**Prompt**
Write out the material again exactly, please, and omit the pictures.

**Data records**
*-*-*

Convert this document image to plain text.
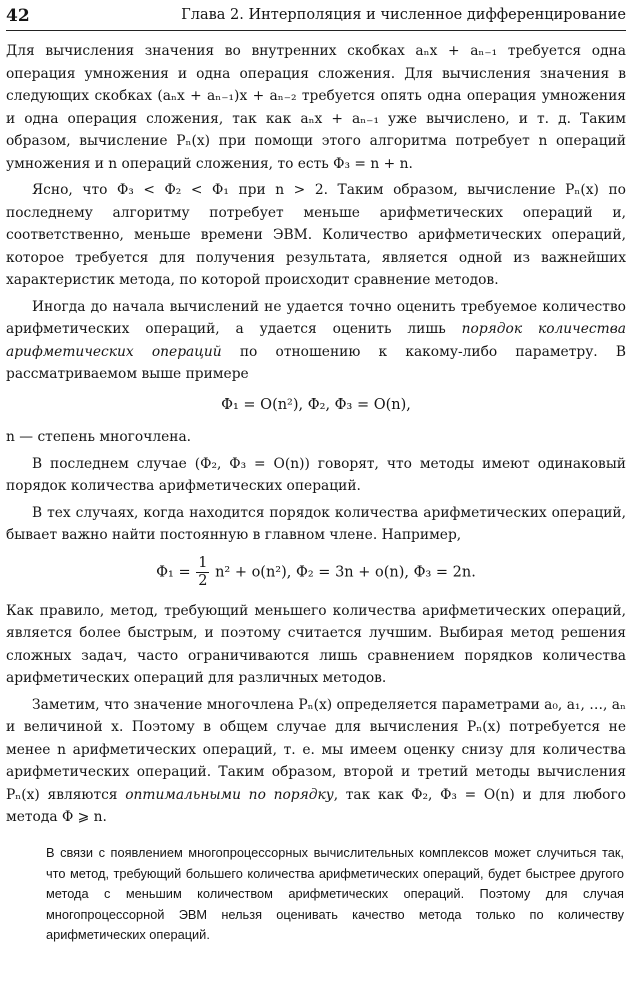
42	Глава 2. Интерполяция и численное дифференцирование

Для вычисления значения во внутренних скобках aₙx + aₙ₋₁ требуется одна операция умножения и одна операция сложения. Для вычисления значения в следующих скобках (aₙx + aₙ₋₁)x + aₙ₋₂ требуется опять одна операция умножения и одна операция сложения, так как aₙx + aₙ₋₁ уже вычислено, и т. д. Таким образом, вычисление Pₙ(x) при помощи этого алгоритма потребует n операций умножения и n операций сложения, то есть Φ₃ = n + n.

Ясно, что Φ₃ < Φ₂ < Φ₁ при n > 2. Таким образом, вычисление Pₙ(x) по последнему алгоритму потребует меньше арифметических операций и, соответственно, меньше времени ЭВМ. Количество арифметических операций, которое требуется для получения результата, является одной из важнейших характеристик метода, по которой происходит сравнение методов.

Иногда до начала вычислений не удается точно оценить требуемое количество арифметических операций, а удается оценить лишь порядок количества арифметических операций по отношению к какому-либо параметру. В рассматриваемом выше примере

Φ₁ = O(n²), Φ₂, Φ₃ = O(n),

n — степень многочлена.

В последнем случае (Φ₂, Φ₃ = O(n)) говорят, что методы имеют одинаковый порядок количества арифметических операций.

В тех случаях, когда находится порядок количества арифметических операций, бывает важно найти постоянную в главном члене. Например,

$\Phi_1 = \frac{1}{2} n^2 + o(n^2)$, Φ₂ = 3n + o(n), Φ₃ = 2n.

Как правило, метод, требующий меньшего количества арифметических операций, является более быстрым, и поэтому считается лучшим. Выбирая метод решения сложных задач, часто ограничиваются лишь сравнением порядков количества арифметических операций для различных методов.

Заметим, что значение многочлена Pₙ(x) определяется параметрами a₀, a₁, …, aₙ и величиной x. Поэтому в общем случае для вычисления Pₙ(x) потребуется не менее n арифметических операций, т. е. мы имеем оценку снизу для количества арифметических операций. Таким образом, второй и третий методы вычисления Pₙ(x) являются оптимальными по порядку, так как Φ₂, Φ₃ = O(n) и для любого метода Φ ⩾ n.

В связи с появлением многопроцессорных вычислительных комплексов может случиться так, что метод, требующий большего количества арифметических операций, будет быстрее другого метода с меньшим количеством арифметических операций. Поэтому для случая многопроцессорной ЭВМ нельзя оценивать качество метода только по количеству арифметических операций.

*-*-*

**Result of the task**
Convert this document image to plain text.
42	Глава 2. Интерполяция и численное дифференцирование

Для вычисления значения во внутренних скобках aₙx + aₙ₋₁ требуется одна операция умножения и одна операция сложения. Для вычисления значения в следующих скобках (aₙx + aₙ₋₁)x + aₙ₋₂ требуется опять одна операция умножения и одна операция сложения, так как aₙx + aₙ₋₁ уже вычислено, и т. д. Таким образом, вычисление Pₙ(x) при помощи этого алгоритма потребует n операций умножения и n операций сложения, то есть Φ₃ = n + n.

Ясно, что Φ₃ < Φ₂ < Φ₁ при n > 2. Таким образом, вычисление Pₙ(x) по последнему алгоритму потребует меньше арифметических операций и, соответственно, меньше времени ЭВМ. Количество арифметических операций, которое требуется для получения результата, является одной из важнейших характеристик метода, по которой происходит сравнение методов.

Иногда до начала вычислений не удается точно оценить требуемое количество арифметических операций, а удается оценить лишь порядок количества арифметических операций по отношению к какому-либо параметру. В рассматриваемом выше примере

Φ₁ = O(n²), Φ₂, Φ₃ = O(n),

n — степень многочлена.

В последнем случае (Φ₂, Φ₃ = O(n)) говорят, что методы имеют одинаковый порядок количества арифметических операций.

В тех случаях, когда находится порядок количества арифметических операций, бывает важно найти постоянную в главном члене. Например,

$\Phi_1 = \frac{1}{2} n^2 + o(n^2)$, Φ₂ = 3n + o(n), Φ₃ = 2n.

Как правило, метод, требующий меньшего количества арифметических операций, является более быстрым, и поэтому считается лучшим. Выбирая метод решения сложных задач, часто ограничиваются лишь сравнением порядков количества арифметических операций для различных методов.

Заметим, что значение многочлена Pₙ(x) определяется параметрами a₀, a₁, …, aₙ и величиной x. Поэтому в общем случае для вычисления Pₙ(x) потребуется не менее n арифметических операций, т. е. мы имеем оценку снизу для количества арифметических операций. Таким образом, второй и третий методы вычисления Pₙ(x) являются оптимальными по порядку, так как Φ₂, Φ₃ = O(n) и для любого метода Φ ⩾ n.

В связи с появлением многопроцессорных вычислительных комплексов может случиться так, что метод, требующий большего количества арифметических операций, будет быстрее другого метода с меньшим количеством арифметических операций. Поэтому для случая многопроцессорной ЭВМ нельзя оценивать качество метода только по количеству арифметических операций.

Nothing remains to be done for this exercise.